● **Source passage**:
START
The other constant types are (ccc):

  • (001) reader tokens – like lexer tokens, they’re for flagging up states and it’s certainly easier to pass them around as full IDIO values.

  • (010) intermediate code tokens – stuff – we’ll get there!

  • (011) Unicode code points – of course!

There are some macros for the above but they’ve become slightly involved as I’ve abstracted out the number of bits and the shifts and so on.

We’ve still room for a third tagged type. I’ve not settled on one, though. I’m partial to a flonum type. Yes, a floating point number squeezed into 30 bits. IEEE 754, or something, with small mantissa and exponent. I don’t use floating point enough to warrant the effort especially when what little floating point I use is more than adequately handled by Bignums. One day.

In the meanwhile, the tag is reserved by the IDIO_PLACEHOLDER_TYPE.

Address Space

Remember, of course, that no current (early 2020s!) x86 CPU architecture lets you address more than 48 bits of physical address space anyway, see Virtual Address space.
END
● **Supplied material**:
START
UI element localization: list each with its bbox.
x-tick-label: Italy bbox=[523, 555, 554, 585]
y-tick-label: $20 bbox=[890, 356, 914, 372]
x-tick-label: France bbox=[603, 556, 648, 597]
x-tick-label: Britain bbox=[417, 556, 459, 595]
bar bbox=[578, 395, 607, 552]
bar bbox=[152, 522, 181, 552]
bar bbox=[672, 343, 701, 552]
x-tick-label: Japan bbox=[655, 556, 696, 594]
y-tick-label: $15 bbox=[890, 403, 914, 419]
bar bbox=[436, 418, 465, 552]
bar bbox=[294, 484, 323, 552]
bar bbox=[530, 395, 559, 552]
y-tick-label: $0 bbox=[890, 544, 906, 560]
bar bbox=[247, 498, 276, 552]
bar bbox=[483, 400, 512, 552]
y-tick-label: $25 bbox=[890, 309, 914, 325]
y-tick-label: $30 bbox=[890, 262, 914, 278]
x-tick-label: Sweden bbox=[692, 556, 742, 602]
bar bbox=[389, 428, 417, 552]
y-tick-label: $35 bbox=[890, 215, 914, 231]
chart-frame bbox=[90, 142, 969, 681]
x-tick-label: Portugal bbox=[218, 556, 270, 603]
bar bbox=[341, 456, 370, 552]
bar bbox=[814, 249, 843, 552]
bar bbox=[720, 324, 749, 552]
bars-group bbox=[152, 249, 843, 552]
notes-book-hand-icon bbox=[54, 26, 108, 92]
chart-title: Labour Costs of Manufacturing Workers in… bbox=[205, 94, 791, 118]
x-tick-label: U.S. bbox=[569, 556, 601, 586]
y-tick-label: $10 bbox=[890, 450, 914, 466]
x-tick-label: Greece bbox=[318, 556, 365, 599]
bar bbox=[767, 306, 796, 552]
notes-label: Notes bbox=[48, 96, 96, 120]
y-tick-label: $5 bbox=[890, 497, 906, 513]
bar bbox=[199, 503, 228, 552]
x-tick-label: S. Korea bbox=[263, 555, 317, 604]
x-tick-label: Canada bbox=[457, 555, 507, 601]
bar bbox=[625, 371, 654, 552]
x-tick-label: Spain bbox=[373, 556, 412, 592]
END
● **What you will do**:
#1 Rewrite the passage on constant types from "The other constant" through "by the IDIO_PLACEHOLDER_TYPE.", swapping "mantissa" for "significand".
#2 Extend the passage on constant types and address space, picking up after its final sentence.

● **Response list**:
#1
The other constant types are (ccc):

  • (001) reader tokens – like lexer tokens, they’re for flagging up states and it’s certainly easier to pass them around as full IDIO values.

  • (010) intermediate code tokens – stuff – we’ll get there!

  • (011) Unicode code points – of course!

There are some macros for the above but they’ve become slightly involved as I’ve abstracted out the number of bits and the shifts and so on.

We’ve still room for a third tagged type. I’ve not settled on one, though. I’m partial to a flonum type. Yes, a floating point number squeezed into 30 bits. IEEE 754, or something, with small significand and exponent. I don’t use floating point enough to warrant the effort especially when what little floating point I use is more than adequately handled by Bignums. One day.

In the meanwhile, the tag is reserved by the IDIO_PLACEHOLDER_TYPE.

#2
Although I see Linux now supports ARM64’s Memory Tagging Extension which precludes the use of bits 59-56.

There is further commentary on pointer tagging with reference to hardware support for masking high-order bits. The summary being that the existing implementations (March 2022) are less than ideal for Linux (preventing the kernel from validating pointers) precluding their use.

The corollary to this is Andy Hertzfeld’s Mea Culpa decision to put flag bits in the top 8 bits of the original Macintosh, given that the 32 bit Motorola 68000 used a 24 bit address bus.

The Macintosh II used the Motorola 68020 which used all 32 bits and precluded any such efficiency. The real problem being that the flag placement trick had crept into third party applications and it took a year or so to upgrade the software base to be “32 bit clean.”

NaN Boxing

As a slight diversion, we can cogitate on NaN boxing. Bob Nystrom’s Crafting Interpreters covers this nicely in his NaN Boxing section so we’ll just highlight the gist.

Everything (-ish) is a C double (or can be stuffed into the equivalent 8 bytes). IEEE 754 allows for some exceptional numbers, notably, Not-a-Number (NaN) instances, for example the result of dividing by zero. Thanks to the way NaNs are implemented, there’s quite a lot of possible NaNs available and only a few of which are defined.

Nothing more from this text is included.